==== Records to process ====

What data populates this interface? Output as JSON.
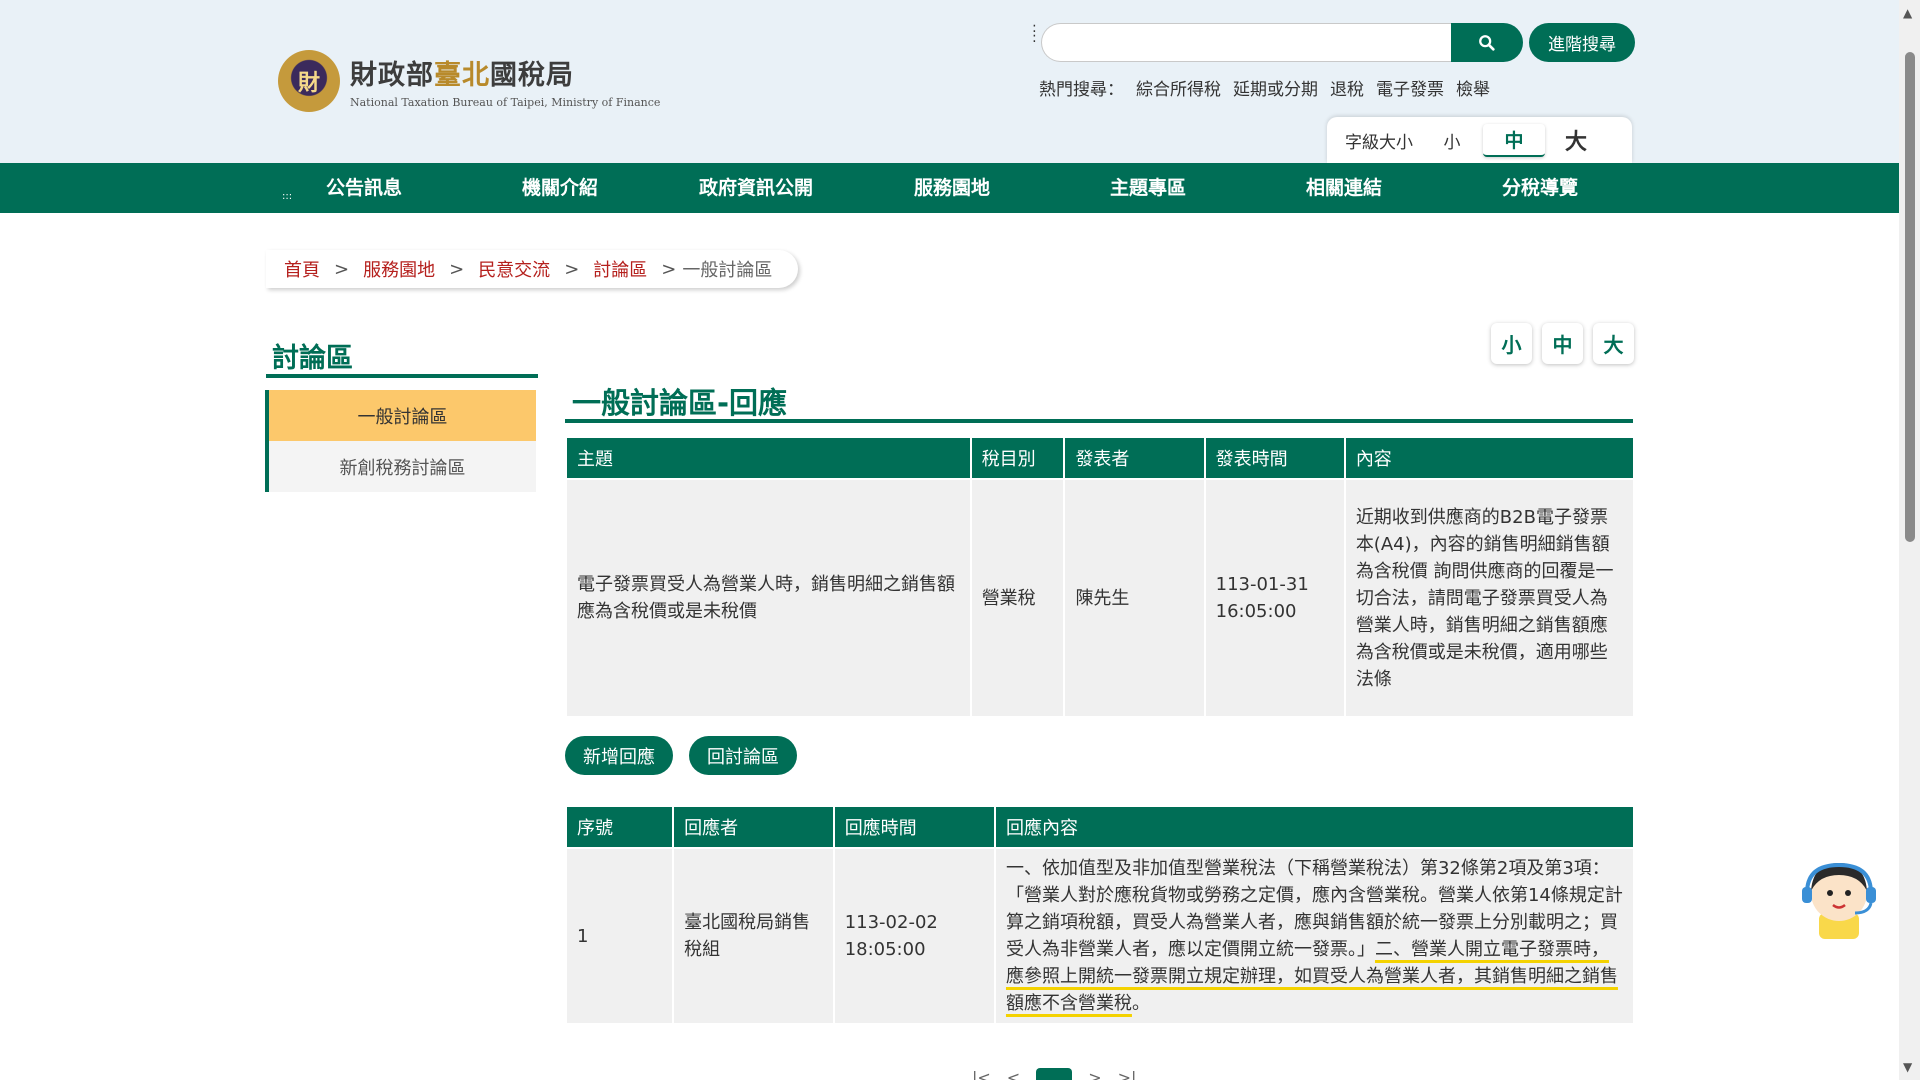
{
  "header": {
    "logo_zh_prefix": "財政部",
    "logo_zh_accent": "臺北",
    "logo_zh_suffix": "國稅局",
    "logo_en": "National Taxation Bureau of Taipei, Ministry of Finance",
    "logo_emblem_text": "財",
    "search": {
      "placeholder": "",
      "value": ""
    },
    "advanced_search_label": "進階搜尋",
    "hot_search_label": "熱門搜尋：",
    "hot_search_items": [
      "綜合所得稅",
      "延期或分期",
      "退稅",
      "電子發票",
      "檢舉"
    ],
    "font_size_label": "字級大小",
    "font_size_options": [
      "小",
      "中",
      "大"
    ],
    "font_size_selected": "中"
  },
  "nav": {
    "items": [
      "公告訊息",
      "機關介紹",
      "政府資訊公開",
      "服務園地",
      "主題專區",
      "相關連結",
      "分稅導覽"
    ]
  },
  "breadcrumb": {
    "items": [
      "首頁",
      "服務園地",
      "民意交流",
      "討論區"
    ],
    "current": "一般討論區",
    "separator": ">"
  },
  "sidebar": {
    "title": "討論區",
    "items": [
      {
        "label": "一般討論區",
        "active": true
      },
      {
        "label": "新創稅務討論區",
        "active": false
      }
    ]
  },
  "content_font_buttons": [
    "小",
    "中",
    "大"
  ],
  "main": {
    "title": "一般討論區-回應",
    "topic_table": {
      "headers": [
        "主題",
        "稅目別",
        "發表者",
        "發表時間",
        "內容"
      ],
      "row": {
        "subject": "電子發票買受人為營業人時，銷售明細之銷售額應為含稅價或是未稅價",
        "tax_type": "營業稅",
        "author": "陳先生",
        "date": "113-01-31",
        "time": "16:05:00",
        "content": "近期收到供應商的B2B電子發票本(A4)，內容的銷售明細銷售額為含稅價 詢問供應商的回覆是一切合法，請問電子發票買受人為營業人時，銷售明細之銷售額應為含稅價或是未稅價，適用哪些法條"
      }
    },
    "buttons": {
      "add_reply": "新增回應",
      "back": "回討論區"
    },
    "reply_table": {
      "headers": [
        "序號",
        "回應者",
        "回應時間",
        "回應內容"
      ],
      "row": {
        "no": "1",
        "responder": "臺北國稅局銷售稅組",
        "date": "113-02-02",
        "time": "18:05:00",
        "content_plain": "一、依加值型及非加值型營業稅法（下稱營業稅法）第32條第2項及第3項：「營業人對於應稅貨物或勞務之定價，應內含營業稅。營業人依第14條規定計算之銷項稅額，買受人為營業人者，應與銷售額於統一發票上分別載明之；買受人為非營業人者，應以定價開立統一發票。」",
        "content_highlight": "二、營業人開立電子發票時，應參照上開統一發票開立規定辦理，如買受人為營業人者，其銷售明細之銷售額應不含營業稅",
        "content_end": "。"
      }
    }
  },
  "colors": {
    "primary": "#006e56",
    "active_menu": "#fcc86b",
    "link_red": "#b5201d",
    "header_bg": "#e9f1f7",
    "highlight": "#f4d200"
  }
}
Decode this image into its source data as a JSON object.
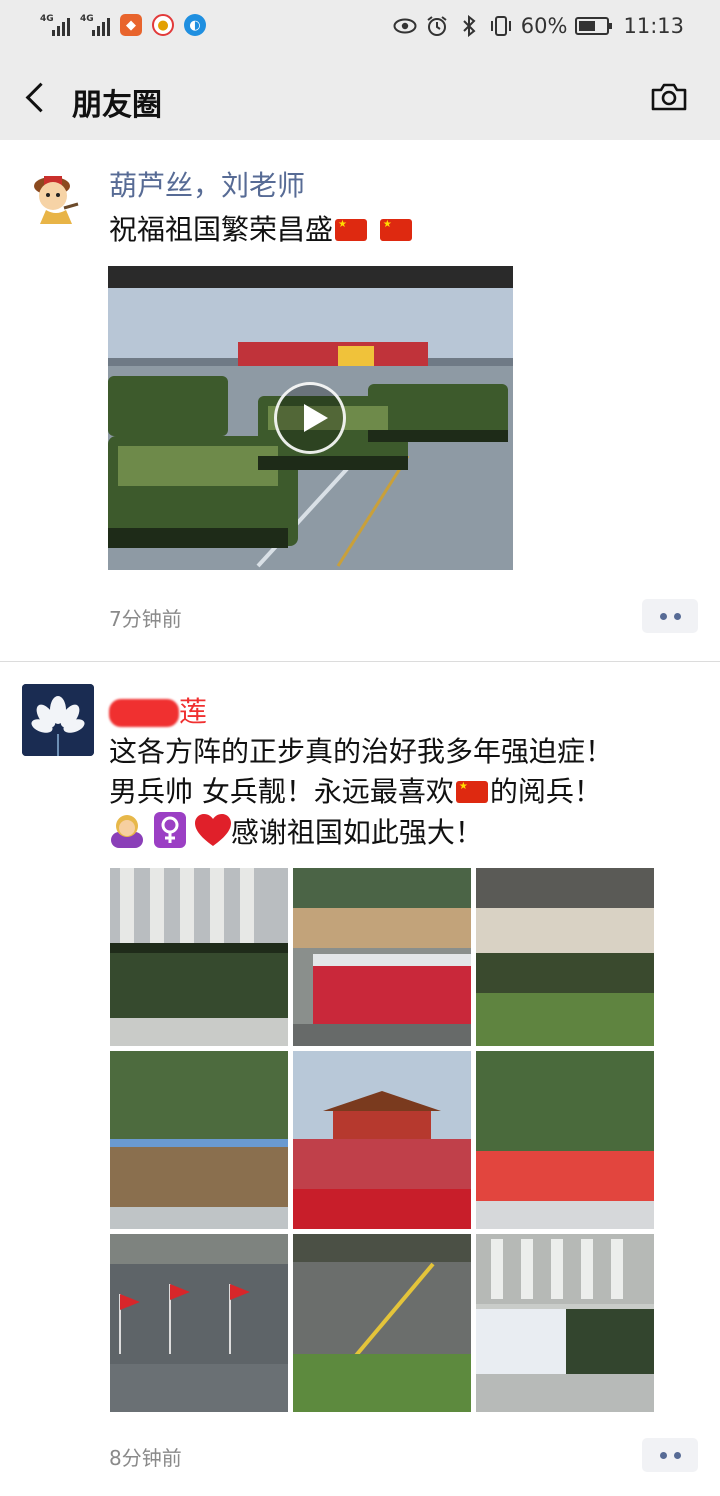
{
  "status_bar": {
    "network1": "4G",
    "network2": "4G",
    "battery_percent": "60%",
    "battery_level": 0.6,
    "time": "11:13",
    "icons": [
      "signal-icon",
      "signal-icon",
      "app-fox-icon",
      "app-weibo-icon",
      "app-browser-icon",
      "eye-icon",
      "alarm-icon",
      "bluetooth-icon",
      "vibrate-icon",
      "battery-icon"
    ]
  },
  "nav": {
    "title": "朋友圈",
    "back_icon": "back-chevron-icon",
    "camera_icon": "camera-icon"
  },
  "posts": [
    {
      "author": "葫芦丝，刘老师",
      "text": "祝福祖国繁荣昌盛",
      "time": "7分钟前",
      "media": "video"
    },
    {
      "author": "莲",
      "text_line1": "这各方阵的正步真的治好我多年强迫症！",
      "text_line2_a": "男兵帅 女兵靓！永远最喜欢",
      "text_line2_b": "的阅兵！",
      "text_line3": "感谢祖国如此强大！",
      "time": "8分钟前",
      "media": "image-grid-9"
    }
  ],
  "colors": {
    "bar_bg": "#ececec",
    "name_link": "#576b95",
    "time_gray": "#8a8a8a",
    "flag_red": "#de2910"
  }
}
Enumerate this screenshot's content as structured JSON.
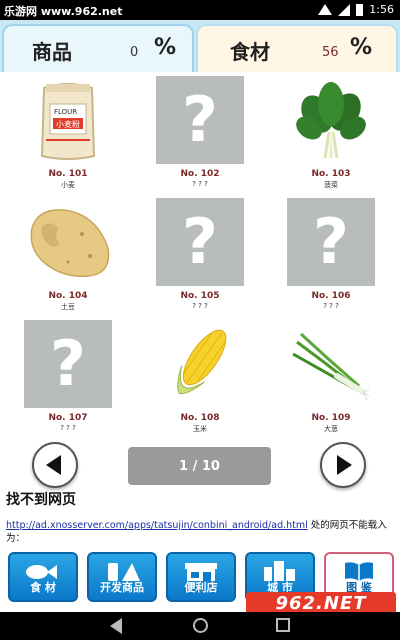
{
  "status_bar": {
    "watermark": "乐游网 www.962.net",
    "time": "1:56"
  },
  "tabs": [
    {
      "label": "商品",
      "value": "0",
      "pct": "%"
    },
    {
      "label": "食材",
      "value": "56",
      "pct": "%"
    }
  ],
  "items": [
    {
      "no": "No. 101",
      "name": "小麦",
      "icon": "flour-bag-icon",
      "unknown": false,
      "bag_text": "FLOUR",
      "bag_cn": "小麦粉"
    },
    {
      "no": "No. 102",
      "name": "? ? ?",
      "icon": "question-mark-icon",
      "unknown": true,
      "mark": "?"
    },
    {
      "no": "No. 103",
      "name": "菠菜",
      "icon": "spinach-icon",
      "unknown": false
    },
    {
      "no": "No. 104",
      "name": "土豆",
      "icon": "potato-icon",
      "unknown": false
    },
    {
      "no": "No. 105",
      "name": "? ? ?",
      "icon": "question-mark-icon",
      "unknown": true,
      "mark": "?"
    },
    {
      "no": "No. 106",
      "name": "? ? ?",
      "icon": "question-mark-icon",
      "unknown": true,
      "mark": "?"
    },
    {
      "no": "No. 107",
      "name": "? ? ?",
      "icon": "question-mark-icon",
      "unknown": true,
      "mark": "?"
    },
    {
      "no": "No. 108",
      "name": "玉米",
      "icon": "corn-icon",
      "unknown": false
    },
    {
      "no": "No. 109",
      "name": "大葱",
      "icon": "green-onion-icon",
      "unknown": false
    }
  ],
  "pager": {
    "indicator": "1 / 10"
  },
  "error": {
    "title": "找不到网页",
    "link": "http://ad.xnosserver.com/apps/tatsujin/conbini_android/ad.html",
    "suffix": " 处的网页不能载入为："
  },
  "bottom_nav": [
    {
      "label": "食 材",
      "icon": "food-icon"
    },
    {
      "label": "开发商品",
      "icon": "product-dev-icon"
    },
    {
      "label": "便利店",
      "icon": "store-icon"
    },
    {
      "label": "城 市",
      "icon": "city-icon"
    },
    {
      "label": "图 鉴",
      "icon": "book-icon"
    }
  ],
  "watermark_logo": "962.NET",
  "colors": {
    "tab_bg": "#c7e8f6",
    "nav_blue": "#0b78c9",
    "accent_number": "#7a2a2a"
  }
}
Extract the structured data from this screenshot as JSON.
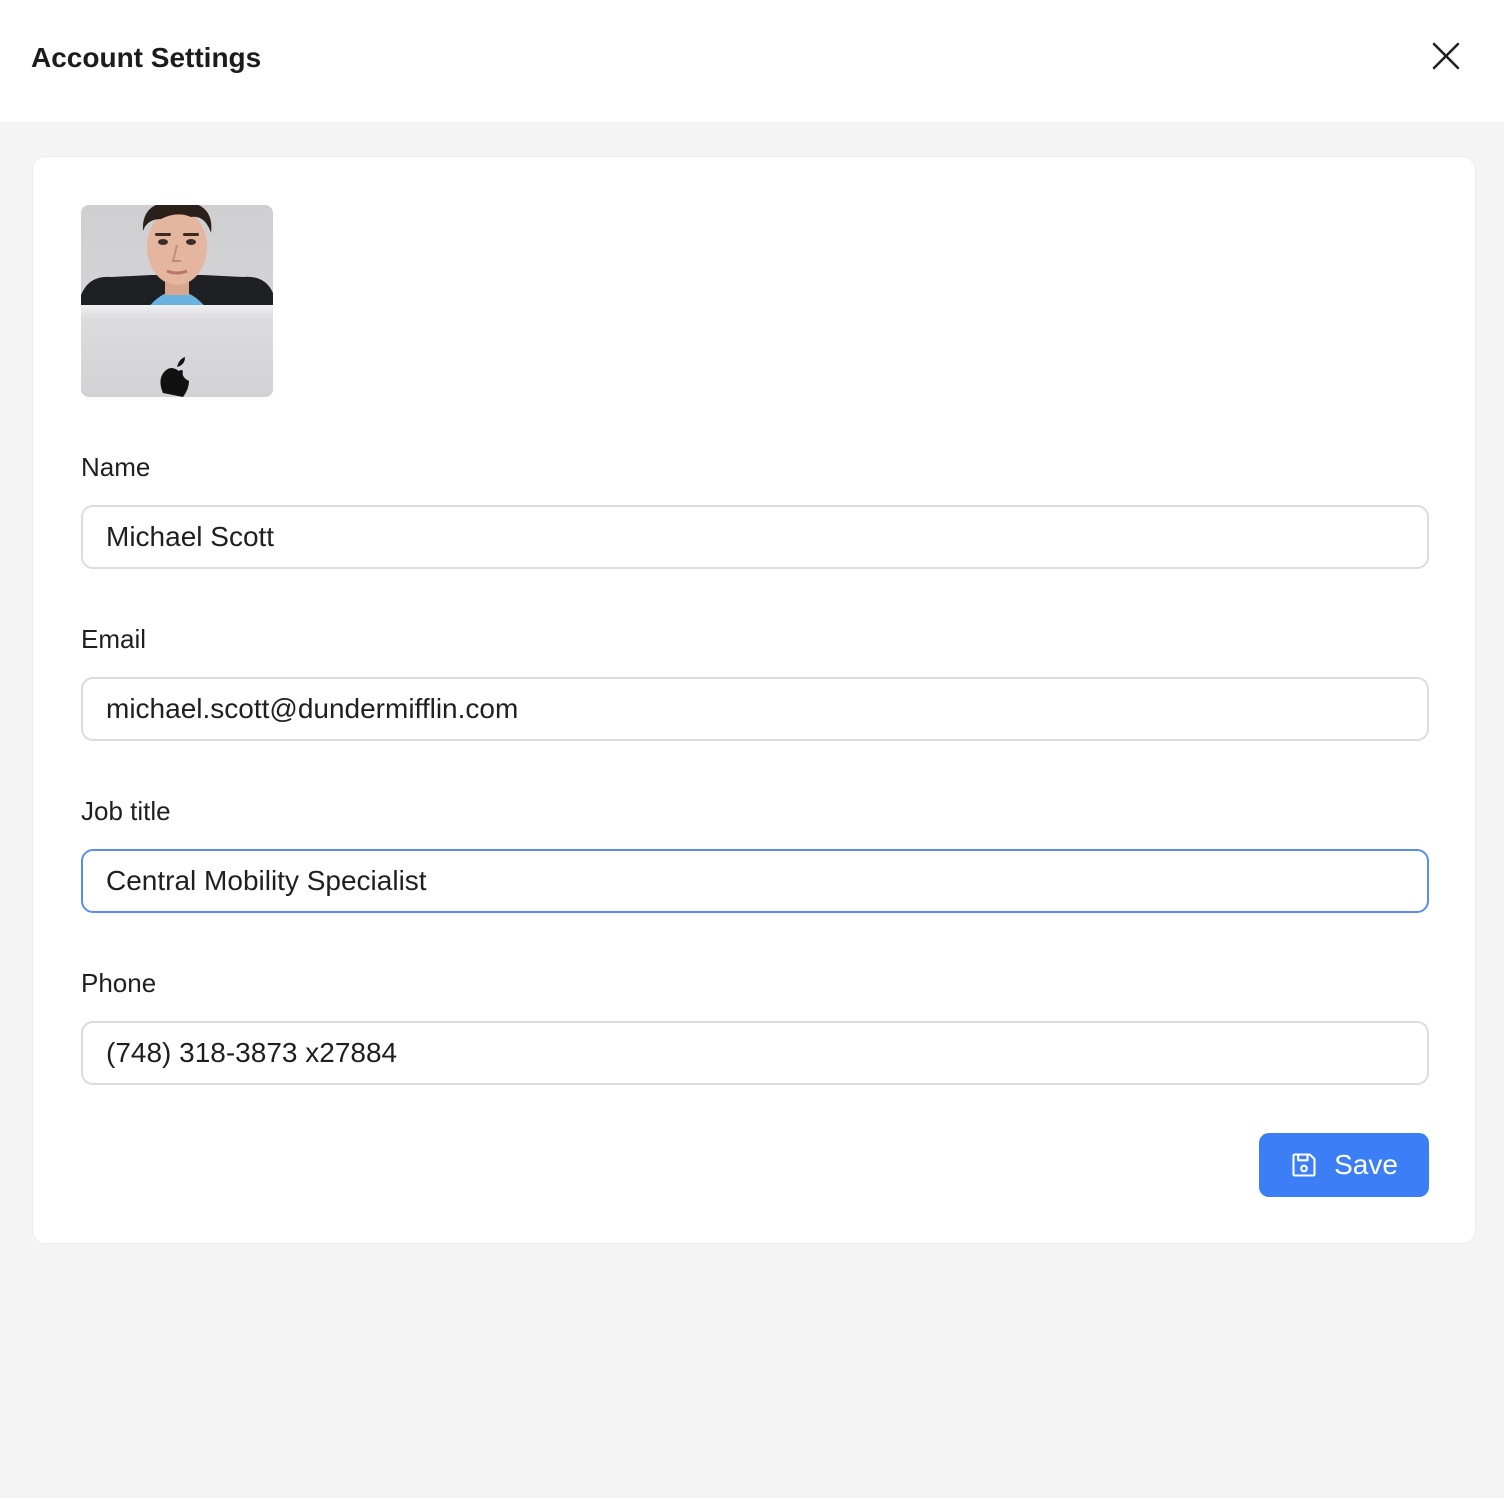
{
  "header": {
    "title": "Account Settings",
    "close_icon": "close-icon"
  },
  "profile": {
    "avatar_icon": "user-photo"
  },
  "fields": {
    "name": {
      "label": "Name",
      "value": "Michael Scott"
    },
    "email": {
      "label": "Email",
      "value": "michael.scott@dundermifflin.com"
    },
    "job_title": {
      "label": "Job title",
      "value": "Central Mobility Specialist"
    },
    "phone": {
      "label": "Phone",
      "value": "(748) 318-3873 x27884"
    }
  },
  "actions": {
    "save_label": "Save",
    "save_icon": "floppy-disk-icon"
  },
  "colors": {
    "accent": "#3b7ef5",
    "focus_border": "#5b8def",
    "background": "#f4f4f4"
  }
}
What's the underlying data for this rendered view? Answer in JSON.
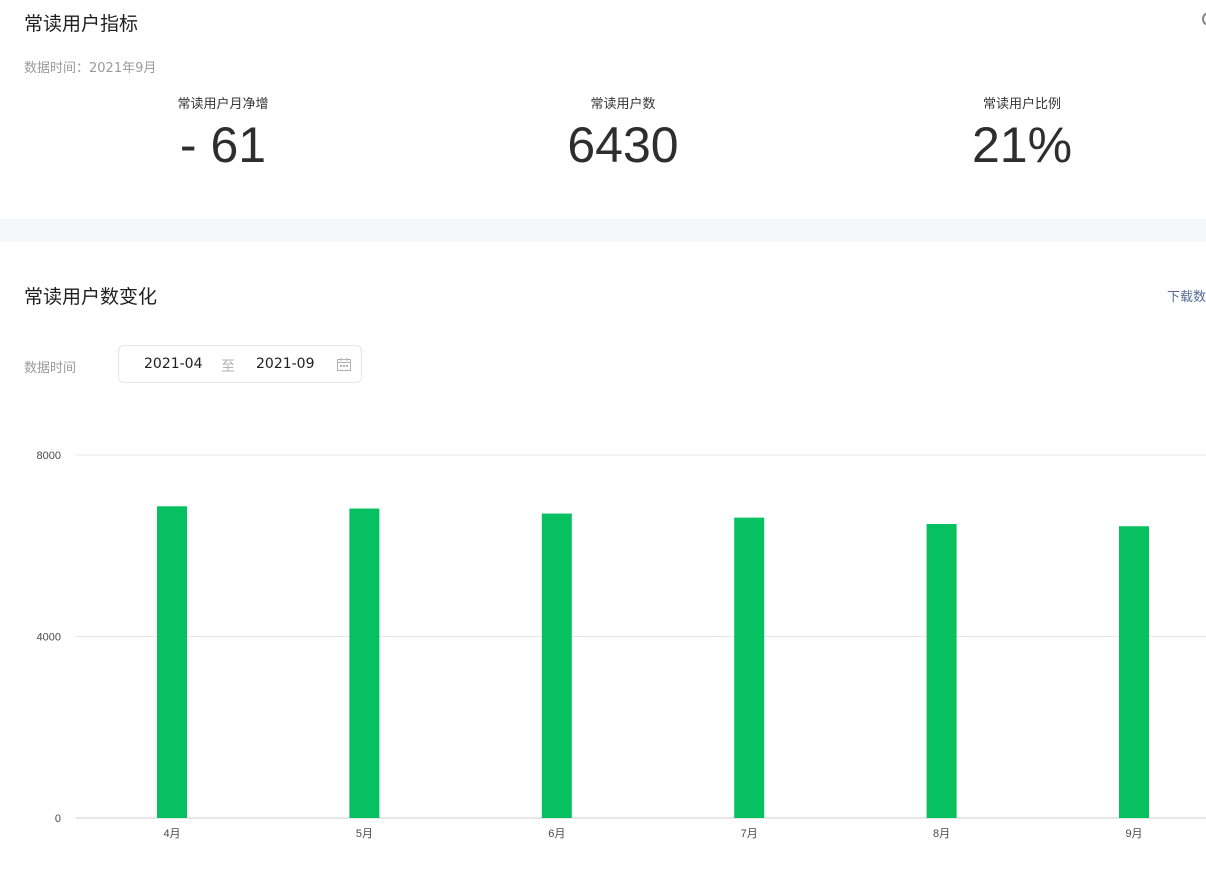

====

* **What the exercise asks**: Exactly reproduce the lines beginning at the one that contains "Extract the structured" and ending at the final line of the material, with the pictures left out.

* **Expected answer**:
Extract the structured data from this screenshot as JSON.
{
  "header": {
    "title": "Account Settings",
    "close_icon": "close-icon"
  },
  "profile": {
    "avatar_icon": "user-photo"
  },
  "fields": {
    "name": {
      "label": "Name",
      "value": "Michael Scott"
    },
    "email": {
      "label": "Email",
      "value": "michael.scott@dundermifflin.com"
    },
    "job_title": {
      "label": "Job title",
      "value": "Central Mobility Specialist"
    },
    "phone": {
      "label": "Phone",
      "value": "(748) 318-3873 x27884"
    }
  },
  "actions": {
    "save_label": "Save",
    "save_icon": "floppy-disk-icon"
  },
  "colors": {
    "accent": "#3b7ef5",
    "focus_border": "#5b8def",
    "background": "#f4f4f4"
  }
}
What's the underlying data for this rendered view? Answer in JSON.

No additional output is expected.